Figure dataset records
■ ■ ■ ■ ■

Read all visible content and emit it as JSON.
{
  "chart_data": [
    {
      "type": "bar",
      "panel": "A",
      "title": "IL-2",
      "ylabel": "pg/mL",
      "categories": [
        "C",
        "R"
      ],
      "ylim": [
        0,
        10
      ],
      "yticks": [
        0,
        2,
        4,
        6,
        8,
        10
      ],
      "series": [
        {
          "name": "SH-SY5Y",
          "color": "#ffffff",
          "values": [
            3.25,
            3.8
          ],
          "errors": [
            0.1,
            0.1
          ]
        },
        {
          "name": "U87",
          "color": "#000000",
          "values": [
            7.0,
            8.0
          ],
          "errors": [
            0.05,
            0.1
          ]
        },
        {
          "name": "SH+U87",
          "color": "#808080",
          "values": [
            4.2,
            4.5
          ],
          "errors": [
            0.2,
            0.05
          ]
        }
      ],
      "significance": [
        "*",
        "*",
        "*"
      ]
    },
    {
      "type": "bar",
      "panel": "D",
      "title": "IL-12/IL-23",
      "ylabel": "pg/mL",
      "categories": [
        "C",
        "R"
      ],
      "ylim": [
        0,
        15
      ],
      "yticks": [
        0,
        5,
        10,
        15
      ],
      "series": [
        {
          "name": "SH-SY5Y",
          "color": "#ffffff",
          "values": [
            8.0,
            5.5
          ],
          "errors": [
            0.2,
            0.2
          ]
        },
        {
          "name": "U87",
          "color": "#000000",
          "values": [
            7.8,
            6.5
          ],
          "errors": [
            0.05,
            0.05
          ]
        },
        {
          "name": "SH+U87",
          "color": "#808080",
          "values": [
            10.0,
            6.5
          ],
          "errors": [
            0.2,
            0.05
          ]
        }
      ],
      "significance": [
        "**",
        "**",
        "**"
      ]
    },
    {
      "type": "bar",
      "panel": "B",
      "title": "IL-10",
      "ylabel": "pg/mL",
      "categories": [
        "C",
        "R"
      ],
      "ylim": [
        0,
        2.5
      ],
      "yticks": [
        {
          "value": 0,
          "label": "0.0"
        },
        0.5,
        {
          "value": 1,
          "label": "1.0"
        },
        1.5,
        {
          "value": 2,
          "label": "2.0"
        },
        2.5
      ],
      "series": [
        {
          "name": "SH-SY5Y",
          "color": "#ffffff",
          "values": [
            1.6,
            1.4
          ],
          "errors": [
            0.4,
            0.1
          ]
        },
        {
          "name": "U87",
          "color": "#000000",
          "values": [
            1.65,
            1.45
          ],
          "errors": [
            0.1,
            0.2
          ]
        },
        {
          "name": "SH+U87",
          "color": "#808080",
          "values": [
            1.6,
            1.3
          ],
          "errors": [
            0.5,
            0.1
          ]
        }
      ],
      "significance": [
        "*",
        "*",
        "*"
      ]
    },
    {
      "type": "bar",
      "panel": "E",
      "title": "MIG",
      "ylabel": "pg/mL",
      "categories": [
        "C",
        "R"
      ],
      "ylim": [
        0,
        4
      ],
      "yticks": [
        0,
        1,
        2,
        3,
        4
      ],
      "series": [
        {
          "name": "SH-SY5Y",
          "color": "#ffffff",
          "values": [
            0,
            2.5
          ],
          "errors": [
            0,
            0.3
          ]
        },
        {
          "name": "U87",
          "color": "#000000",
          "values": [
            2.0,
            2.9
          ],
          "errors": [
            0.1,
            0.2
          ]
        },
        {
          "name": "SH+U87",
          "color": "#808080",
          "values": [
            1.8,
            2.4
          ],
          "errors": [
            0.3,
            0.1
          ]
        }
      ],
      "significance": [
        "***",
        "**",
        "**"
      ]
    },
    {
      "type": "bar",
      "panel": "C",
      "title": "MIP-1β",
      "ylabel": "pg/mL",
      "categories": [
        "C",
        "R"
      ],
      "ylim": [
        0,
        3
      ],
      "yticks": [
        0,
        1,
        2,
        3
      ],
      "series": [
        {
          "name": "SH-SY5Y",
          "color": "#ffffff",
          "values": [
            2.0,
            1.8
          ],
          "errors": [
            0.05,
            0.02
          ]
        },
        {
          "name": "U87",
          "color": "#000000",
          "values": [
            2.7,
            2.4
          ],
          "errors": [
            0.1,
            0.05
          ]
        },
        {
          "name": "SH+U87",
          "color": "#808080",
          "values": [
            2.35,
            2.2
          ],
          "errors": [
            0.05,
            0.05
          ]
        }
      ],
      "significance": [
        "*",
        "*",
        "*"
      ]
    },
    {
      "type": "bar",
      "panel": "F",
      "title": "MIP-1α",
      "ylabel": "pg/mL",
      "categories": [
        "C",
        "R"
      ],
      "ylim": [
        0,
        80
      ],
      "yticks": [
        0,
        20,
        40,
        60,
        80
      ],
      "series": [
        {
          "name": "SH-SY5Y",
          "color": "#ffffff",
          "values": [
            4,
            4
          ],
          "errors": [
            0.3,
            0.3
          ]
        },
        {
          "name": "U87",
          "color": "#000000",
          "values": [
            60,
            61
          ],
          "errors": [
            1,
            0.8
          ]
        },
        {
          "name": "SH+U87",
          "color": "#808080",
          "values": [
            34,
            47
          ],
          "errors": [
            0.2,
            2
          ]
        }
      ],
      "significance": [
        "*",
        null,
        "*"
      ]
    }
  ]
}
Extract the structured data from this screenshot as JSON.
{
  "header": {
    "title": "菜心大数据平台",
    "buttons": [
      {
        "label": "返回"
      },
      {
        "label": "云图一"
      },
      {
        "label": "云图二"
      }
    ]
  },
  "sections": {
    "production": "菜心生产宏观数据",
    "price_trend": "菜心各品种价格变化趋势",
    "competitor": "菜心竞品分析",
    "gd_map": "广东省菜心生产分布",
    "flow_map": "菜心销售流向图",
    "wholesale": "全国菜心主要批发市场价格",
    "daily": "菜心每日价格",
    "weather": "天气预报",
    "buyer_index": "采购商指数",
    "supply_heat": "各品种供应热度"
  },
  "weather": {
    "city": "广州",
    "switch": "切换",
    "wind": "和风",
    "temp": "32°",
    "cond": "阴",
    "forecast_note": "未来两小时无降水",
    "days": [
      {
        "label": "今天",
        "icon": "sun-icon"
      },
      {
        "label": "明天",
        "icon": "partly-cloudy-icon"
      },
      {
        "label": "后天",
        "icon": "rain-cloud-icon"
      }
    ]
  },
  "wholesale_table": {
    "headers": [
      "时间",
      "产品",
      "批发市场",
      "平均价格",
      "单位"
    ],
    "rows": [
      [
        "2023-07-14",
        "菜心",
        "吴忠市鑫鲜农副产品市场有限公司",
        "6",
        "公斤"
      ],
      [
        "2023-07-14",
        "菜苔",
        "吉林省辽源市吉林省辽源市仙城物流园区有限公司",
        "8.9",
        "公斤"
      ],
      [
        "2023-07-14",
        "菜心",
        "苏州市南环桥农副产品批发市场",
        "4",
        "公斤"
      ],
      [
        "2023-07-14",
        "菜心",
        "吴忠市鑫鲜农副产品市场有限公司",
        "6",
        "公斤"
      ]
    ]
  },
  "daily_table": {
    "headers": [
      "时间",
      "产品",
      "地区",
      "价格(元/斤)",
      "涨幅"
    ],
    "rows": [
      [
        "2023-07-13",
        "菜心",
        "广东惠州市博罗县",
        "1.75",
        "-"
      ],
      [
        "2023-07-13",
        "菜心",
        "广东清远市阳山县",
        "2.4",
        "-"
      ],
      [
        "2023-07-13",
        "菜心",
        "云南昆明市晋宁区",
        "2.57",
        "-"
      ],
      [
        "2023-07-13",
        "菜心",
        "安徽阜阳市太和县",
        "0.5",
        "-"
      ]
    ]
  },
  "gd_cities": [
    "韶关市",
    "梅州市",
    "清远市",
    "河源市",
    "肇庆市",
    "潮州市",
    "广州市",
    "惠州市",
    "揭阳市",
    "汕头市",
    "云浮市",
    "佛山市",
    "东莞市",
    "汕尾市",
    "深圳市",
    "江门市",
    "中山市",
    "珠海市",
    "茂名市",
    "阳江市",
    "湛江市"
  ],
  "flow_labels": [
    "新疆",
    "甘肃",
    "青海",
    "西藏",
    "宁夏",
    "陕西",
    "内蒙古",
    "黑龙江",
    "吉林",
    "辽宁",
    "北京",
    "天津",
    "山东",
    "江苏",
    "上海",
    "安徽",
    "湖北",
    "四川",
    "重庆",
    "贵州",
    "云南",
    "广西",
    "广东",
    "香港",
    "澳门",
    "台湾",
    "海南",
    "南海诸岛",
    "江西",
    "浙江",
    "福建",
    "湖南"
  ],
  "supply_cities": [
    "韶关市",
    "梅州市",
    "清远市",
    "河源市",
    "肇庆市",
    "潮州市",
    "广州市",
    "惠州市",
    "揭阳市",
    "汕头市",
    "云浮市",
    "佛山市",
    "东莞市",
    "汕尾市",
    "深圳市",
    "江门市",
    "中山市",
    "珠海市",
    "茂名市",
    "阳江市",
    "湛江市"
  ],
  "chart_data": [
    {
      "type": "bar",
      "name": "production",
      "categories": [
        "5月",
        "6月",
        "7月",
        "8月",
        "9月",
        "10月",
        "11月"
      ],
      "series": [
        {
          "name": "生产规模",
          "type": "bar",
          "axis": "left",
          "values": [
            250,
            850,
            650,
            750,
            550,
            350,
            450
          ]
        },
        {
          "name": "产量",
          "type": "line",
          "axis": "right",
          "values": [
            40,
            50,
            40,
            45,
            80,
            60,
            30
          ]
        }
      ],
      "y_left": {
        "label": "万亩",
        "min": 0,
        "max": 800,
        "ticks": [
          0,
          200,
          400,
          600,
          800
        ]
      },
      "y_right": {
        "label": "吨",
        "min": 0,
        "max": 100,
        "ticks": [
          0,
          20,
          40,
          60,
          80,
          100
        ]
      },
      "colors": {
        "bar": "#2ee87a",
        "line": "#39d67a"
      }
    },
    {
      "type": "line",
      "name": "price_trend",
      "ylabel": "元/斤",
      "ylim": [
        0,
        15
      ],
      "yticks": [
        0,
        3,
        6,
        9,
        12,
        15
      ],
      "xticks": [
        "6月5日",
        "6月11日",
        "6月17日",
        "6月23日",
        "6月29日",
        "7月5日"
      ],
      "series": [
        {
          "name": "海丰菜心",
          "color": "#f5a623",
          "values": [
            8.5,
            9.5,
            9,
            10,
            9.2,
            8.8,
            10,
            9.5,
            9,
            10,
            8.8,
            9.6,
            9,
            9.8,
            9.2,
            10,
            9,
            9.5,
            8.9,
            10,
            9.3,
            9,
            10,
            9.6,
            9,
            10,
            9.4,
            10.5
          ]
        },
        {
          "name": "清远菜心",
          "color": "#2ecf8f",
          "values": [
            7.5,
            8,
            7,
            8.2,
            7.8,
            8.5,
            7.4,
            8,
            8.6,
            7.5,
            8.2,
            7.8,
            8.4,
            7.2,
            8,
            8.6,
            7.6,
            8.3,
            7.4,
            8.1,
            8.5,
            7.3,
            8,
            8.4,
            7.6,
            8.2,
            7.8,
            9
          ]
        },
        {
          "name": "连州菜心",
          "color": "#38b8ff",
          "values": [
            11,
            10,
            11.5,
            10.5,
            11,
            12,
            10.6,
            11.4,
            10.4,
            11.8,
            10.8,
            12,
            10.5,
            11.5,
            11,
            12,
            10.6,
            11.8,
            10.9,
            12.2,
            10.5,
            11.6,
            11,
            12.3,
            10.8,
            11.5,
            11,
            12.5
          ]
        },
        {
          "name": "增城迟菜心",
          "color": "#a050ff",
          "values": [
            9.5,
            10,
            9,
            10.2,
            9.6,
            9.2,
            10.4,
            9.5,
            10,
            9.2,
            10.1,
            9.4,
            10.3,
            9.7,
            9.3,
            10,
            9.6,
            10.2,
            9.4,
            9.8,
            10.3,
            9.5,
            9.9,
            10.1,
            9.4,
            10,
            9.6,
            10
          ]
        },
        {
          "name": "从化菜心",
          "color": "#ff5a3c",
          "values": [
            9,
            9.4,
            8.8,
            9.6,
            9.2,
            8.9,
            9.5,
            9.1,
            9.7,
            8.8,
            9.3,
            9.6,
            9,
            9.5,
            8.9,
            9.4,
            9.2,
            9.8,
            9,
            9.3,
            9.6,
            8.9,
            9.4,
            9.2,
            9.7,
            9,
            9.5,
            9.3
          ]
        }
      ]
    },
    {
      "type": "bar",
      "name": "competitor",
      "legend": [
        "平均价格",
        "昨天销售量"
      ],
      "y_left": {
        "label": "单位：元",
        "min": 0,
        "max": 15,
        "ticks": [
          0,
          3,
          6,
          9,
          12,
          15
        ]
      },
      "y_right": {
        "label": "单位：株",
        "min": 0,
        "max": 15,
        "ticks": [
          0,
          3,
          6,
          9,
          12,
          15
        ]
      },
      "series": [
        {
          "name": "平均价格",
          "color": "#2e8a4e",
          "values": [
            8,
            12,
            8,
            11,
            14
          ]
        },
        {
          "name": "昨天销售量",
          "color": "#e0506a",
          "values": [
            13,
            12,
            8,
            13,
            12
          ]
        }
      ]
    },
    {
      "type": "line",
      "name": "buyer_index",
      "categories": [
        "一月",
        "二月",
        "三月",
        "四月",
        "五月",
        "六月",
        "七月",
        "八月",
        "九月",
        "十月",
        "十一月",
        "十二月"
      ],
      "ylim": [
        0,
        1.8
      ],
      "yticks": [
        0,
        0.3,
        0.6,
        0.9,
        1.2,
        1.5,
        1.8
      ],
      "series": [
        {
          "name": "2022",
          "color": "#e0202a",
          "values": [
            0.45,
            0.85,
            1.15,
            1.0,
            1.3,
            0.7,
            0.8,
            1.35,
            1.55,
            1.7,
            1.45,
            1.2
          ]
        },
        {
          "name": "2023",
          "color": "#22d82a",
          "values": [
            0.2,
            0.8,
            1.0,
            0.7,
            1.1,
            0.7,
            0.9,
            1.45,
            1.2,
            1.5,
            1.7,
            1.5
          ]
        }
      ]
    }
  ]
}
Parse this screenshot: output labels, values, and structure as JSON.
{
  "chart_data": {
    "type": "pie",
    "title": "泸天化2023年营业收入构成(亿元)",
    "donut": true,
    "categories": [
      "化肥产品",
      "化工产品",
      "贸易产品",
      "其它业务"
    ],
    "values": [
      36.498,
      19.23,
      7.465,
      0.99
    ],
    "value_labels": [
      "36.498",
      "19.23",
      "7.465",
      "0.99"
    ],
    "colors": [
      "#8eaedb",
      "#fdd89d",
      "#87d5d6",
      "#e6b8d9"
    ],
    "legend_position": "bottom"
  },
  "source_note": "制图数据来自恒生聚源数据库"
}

■ ■ ■ ■ ■

Pull out every line from the one with "Parse this screenshot: output" to the end of the listing, and output only those.

Parse this screenshot: output labels, values, and structure as JSON.
{
  "chart_data": {
    "type": "pie",
    "title": "泸天化2023年营业收入构成(亿元)",
    "donut": true,
    "categories": [
      "化肥产品",
      "化工产品",
      "贸易产品",
      "其它业务"
    ],
    "values": [
      36.498,
      19.23,
      7.465,
      0.99
    ],
    "value_labels": [
      "36.498",
      "19.23",
      "7.465",
      "0.99"
    ],
    "colors": [
      "#8eaedb",
      "#fdd89d",
      "#87d5d6",
      "#e6b8d9"
    ],
    "legend_position": "bottom"
  },
  "source_note": "制图数据来自恒生聚源数据库"
}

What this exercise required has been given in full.